■ RECORD LIST

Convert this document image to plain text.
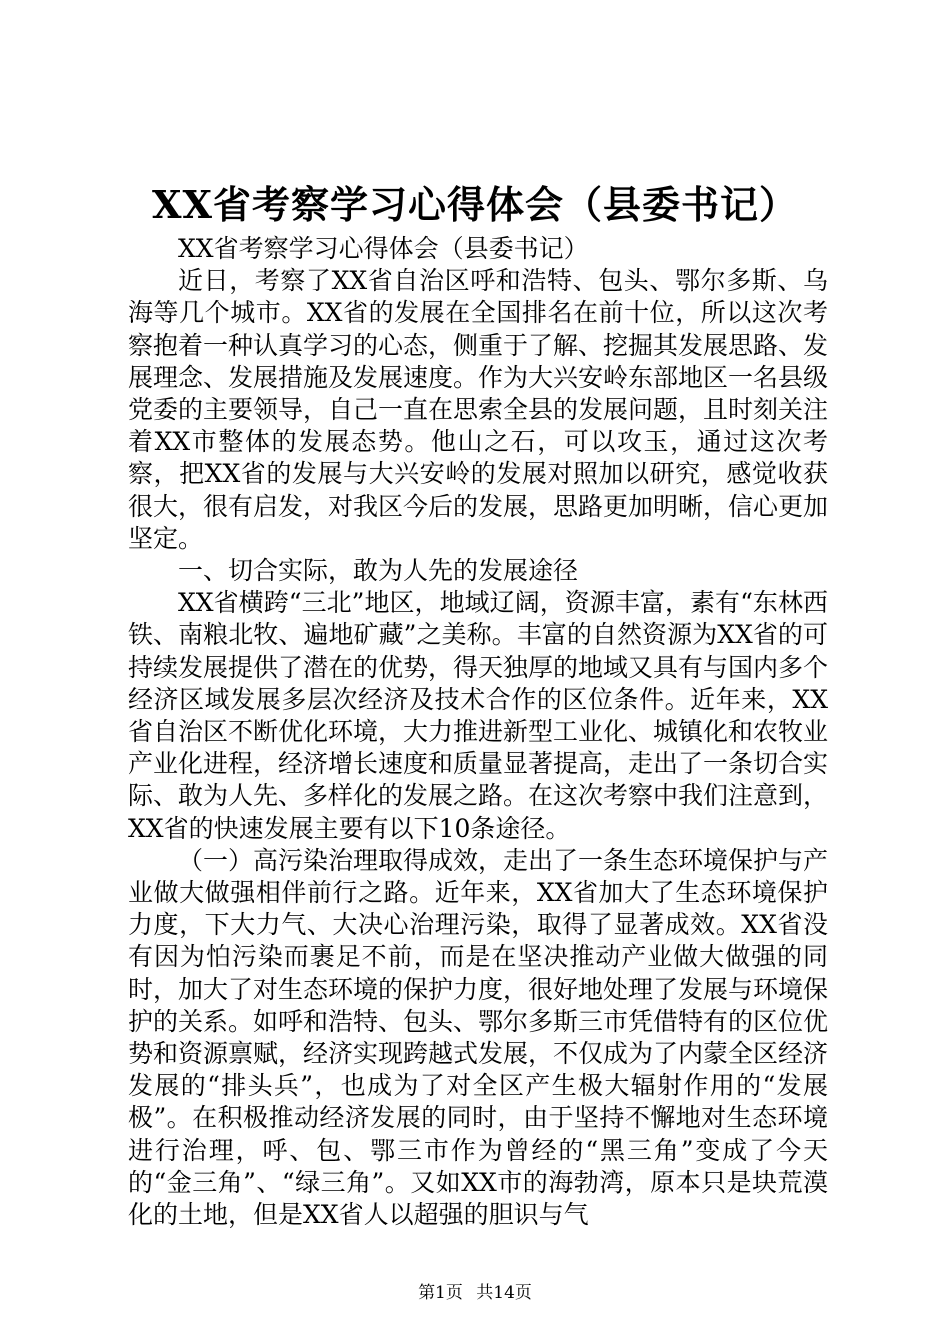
XX省考察学习心得体会（县委书记）

XX省考察学习心得体会（县委书记）

近日，考察了XX省自治区呼和浩特、包头、鄂尔多斯、乌海等几个城市。XX省的发展在全国排名在前十位，所以这次考察抱着一种认真学习的心态，侧重于了解、挖掘其发展思路、发展理念、发展措施及发展速度。作为大兴安岭东部地区一名县级党委的主要领导，自己一直在思索全县的发展问题，且时刻关注着XX市整体的发展态势。他山之石，可以攻玉，通过这次考察，把XX省的发展与大兴安岭的发展对照加以研究，感觉收获很大，很有启发，对我区今后的发展，思路更加明晰，信心更加坚定。

一、切合实际，敢为人先的发展途径

XX省横跨“三北”地区，地域辽阔，资源丰富，素有“东林西铁、南粮北牧、遍地矿藏”之美称。丰富的自然资源为XX省的可持续发展提供了潜在的优势，得天独厚的地域又具有与国内多个经济区域发展多层次经济及技术合作的区位条件。近年来，XX省自治区不断优化环境，大力推进新型工业化、城镇化和农牧业产业化进程，经济增长速度和质量显著提高，走出了一条切合实际、敢为人先、多样化的发展之路。在这次考察中我们注意到，XX省的快速发展主要有以下10条途径。

（一）高污染治理取得成效，走出了一条生态环境保护与产业做大做强相伴前行之路。近年来，XX省加大了生态环境保护力度，下大力气、大决心治理污染，取得了显著成效。XX省没有因为怕污染而裹足不前，而是在坚决推动产业做大做强的同时，加大了对生态环境的保护力度，很好地处理了发展与环境保护的关系。如呼和浩特、包头、鄂尔多斯三市凭借特有的区位优势和资源禀赋，经济实现跨越式发展，不仅成为了内蒙全区经济发展的“排头兵”，也成为了对全区产生极大辐射作用的“发展极”。在积极推动经济发展的同时，由于坚持不懈地对生态环境进行治理，呼、包、鄂三市作为曾经的“黑三角”变成了今天的“金三角”、“绿三角”。又如XX市的海勃湾，原本只是块荒漠化的土地，但是XX省人以超强的胆识与气

第1页 共14页
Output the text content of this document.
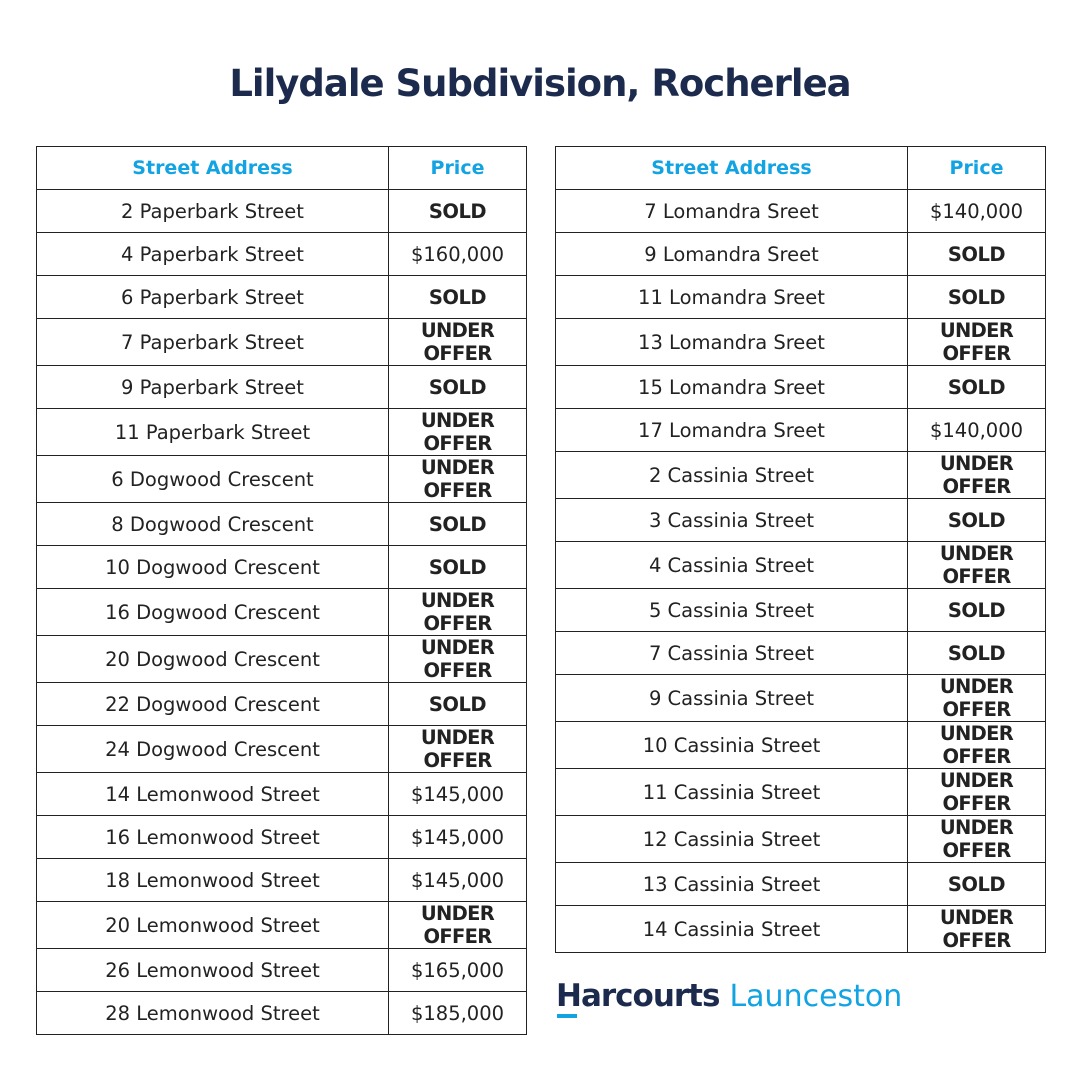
Lilydale Subdivision, Rocherlea
Street Address	Price
2 Paperbark Street	SOLD
4 Paperbark Street	$160,000
6 Paperbark Street	SOLD
7 Paperbark Street	UNDER OFFER
9 Paperbark Street	SOLD
11 Paperbark Street	UNDER OFFER
6 Dogwood Crescent	UNDER OFFER
8 Dogwood Crescent	SOLD
10 Dogwood Crescent	SOLD
16 Dogwood Crescent	UNDER OFFER
20 Dogwood Crescent	UNDER OFFER
22 Dogwood Crescent	SOLD
24 Dogwood Crescent	UNDER OFFER
14 Lemonwood Street	$145,000
16 Lemonwood Street	$145,000
18 Lemonwood Street	$145,000
20 Lemonwood Street	UNDER OFFER
26 Lemonwood Street	$165,000
28 Lemonwood Street	$185,000
Street Address	Price
7 Lomandra Sreet	$140,000
9 Lomandra Sreet	SOLD
11 Lomandra Sreet	SOLD
13 Lomandra Sreet	UNDER OFFER
15 Lomandra Sreet	SOLD
17 Lomandra Sreet	$140,000
2 Cassinia Street	UNDER OFFER
3 Cassinia Street	SOLD
4 Cassinia Street	UNDER OFFER
5 Cassinia Street	SOLD
7 Cassinia Street	SOLD
9 Cassinia Street	UNDER OFFER
10 Cassinia Street	UNDER OFFER
11 Cassinia Street	UNDER OFFER
12 Cassinia Street	UNDER OFFER
13 Cassinia Street	SOLD
14 Cassinia Street	UNDER OFFER
Harcourts Launceston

■ SHORT PROBLEM
Pictures are excluded; copy every other part of the records exactly.

■ THE RESPONSE
Convert this document image to plain text.
XX省考察学习心得体会（县委书记）

XX省考察学习心得体会（县委书记）

近日，考察了XX省自治区呼和浩特、包头、鄂尔多斯、乌海等几个城市。XX省的发展在全国排名在前十位，所以这次考察抱着一种认真学习的心态，侧重于了解、挖掘其发展思路、发展理念、发展措施及发展速度。作为大兴安岭东部地区一名县级党委的主要领导，自己一直在思索全县的发展问题，且时刻关注着XX市整体的发展态势。他山之石，可以攻玉，通过这次考察，把XX省的发展与大兴安岭的发展对照加以研究，感觉收获很大，很有启发，对我区今后的发展，思路更加明晰，信心更加坚定。

一、切合实际，敢为人先的发展途径

XX省横跨“三北”地区，地域辽阔，资源丰富，素有“东林西铁、南粮北牧、遍地矿藏”之美称。丰富的自然资源为XX省的可持续发展提供了潜在的优势，得天独厚的地域又具有与国内多个经济区域发展多层次经济及技术合作的区位条件。近年来，XX省自治区不断优化环境，大力推进新型工业化、城镇化和农牧业产业化进程，经济增长速度和质量显著提高，走出了一条切合实际、敢为人先、多样化的发展之路。在这次考察中我们注意到，XX省的快速发展主要有以下10条途径。

（一）高污染治理取得成效，走出了一条生态环境保护与产业做大做强相伴前行之路。近年来，XX省加大了生态环境保护力度，下大力气、大决心治理污染，取得了显著成效。XX省没有因为怕污染而裹足不前，而是在坚决推动产业做大做强的同时，加大了对生态环境的保护力度，很好地处理了发展与环境保护的关系。如呼和浩特、包头、鄂尔多斯三市凭借特有的区位优势和资源禀赋，经济实现跨越式发展，不仅成为了内蒙全区经济发展的“排头兵”，也成为了对全区产生极大辐射作用的“发展极”。在积极推动经济发展的同时，由于坚持不懈地对生态环境进行治理，呼、包、鄂三市作为曾经的“黑三角”变成了今天的“金三角”、“绿三角”。又如XX市的海勃湾，原本只是块荒漠化的土地，但是XX省人以超强的胆识与气

第1页 共14页
Output the text content of this document.
Lilydale Subdivision, Rocherlea
Street Address	Price
2 Paperbark Street	SOLD
4 Paperbark Street	$160,000
6 Paperbark Street	SOLD
7 Paperbark Street	UNDER OFFER
9 Paperbark Street	SOLD
11 Paperbark Street	UNDER OFFER
6 Dogwood Crescent	UNDER OFFER
8 Dogwood Crescent	SOLD
10 Dogwood Crescent	SOLD
16 Dogwood Crescent	UNDER OFFER
20 Dogwood Crescent	UNDER OFFER
22 Dogwood Crescent	SOLD
24 Dogwood Crescent	UNDER OFFER
14 Lemonwood Street	$145,000
16 Lemonwood Street	$145,000
18 Lemonwood Street	$145,000
20 Lemonwood Street	UNDER OFFER
26 Lemonwood Street	$165,000
28 Lemonwood Street	$185,000
Street Address	Price
7 Lomandra Sreet	$140,000
9 Lomandra Sreet	SOLD
11 Lomandra Sreet	SOLD
13 Lomandra Sreet	UNDER OFFER
15 Lomandra Sreet	SOLD
17 Lomandra Sreet	$140,000
2 Cassinia Street	UNDER OFFER
3 Cassinia Street	SOLD
4 Cassinia Street	UNDER OFFER
5 Cassinia Street	SOLD
7 Cassinia Street	SOLD
9 Cassinia Street	UNDER OFFER
10 Cassinia Street	UNDER OFFER
11 Cassinia Street	UNDER OFFER
12 Cassinia Street	UNDER OFFER
13 Cassinia Street	SOLD
14 Cassinia Street	UNDER OFFER
Harcourts Launceston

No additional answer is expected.